- [Instructions for the task]:
Scan the material for the word "como", and copy each line where it shows up.

- [Records from a data collection]:
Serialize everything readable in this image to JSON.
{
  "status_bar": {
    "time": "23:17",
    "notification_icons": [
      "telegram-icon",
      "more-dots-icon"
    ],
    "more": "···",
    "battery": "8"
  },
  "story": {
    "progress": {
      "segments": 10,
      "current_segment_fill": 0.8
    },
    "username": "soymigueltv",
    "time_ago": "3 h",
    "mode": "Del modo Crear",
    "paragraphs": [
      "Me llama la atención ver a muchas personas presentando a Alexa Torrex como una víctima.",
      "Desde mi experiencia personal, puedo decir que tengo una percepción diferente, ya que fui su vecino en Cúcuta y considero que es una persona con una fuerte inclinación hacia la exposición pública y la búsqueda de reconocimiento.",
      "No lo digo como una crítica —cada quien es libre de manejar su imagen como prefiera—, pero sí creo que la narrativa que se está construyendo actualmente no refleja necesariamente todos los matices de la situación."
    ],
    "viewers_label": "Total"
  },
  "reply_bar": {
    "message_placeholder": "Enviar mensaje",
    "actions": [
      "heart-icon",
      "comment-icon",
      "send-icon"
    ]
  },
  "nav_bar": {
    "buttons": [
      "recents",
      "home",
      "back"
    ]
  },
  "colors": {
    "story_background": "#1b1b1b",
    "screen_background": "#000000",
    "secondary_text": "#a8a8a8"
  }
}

- [Written answer]:
      "Me llama la atención ver a muchas personas presentando a Alexa Torrex como una víctima.",
      "No lo digo como una crítica —cada quien es libre de manejar su imagen como prefiera—, pero sí creo que la narrativa que se está construyendo actualmente no refleja necesariamente todos los matices de la situación."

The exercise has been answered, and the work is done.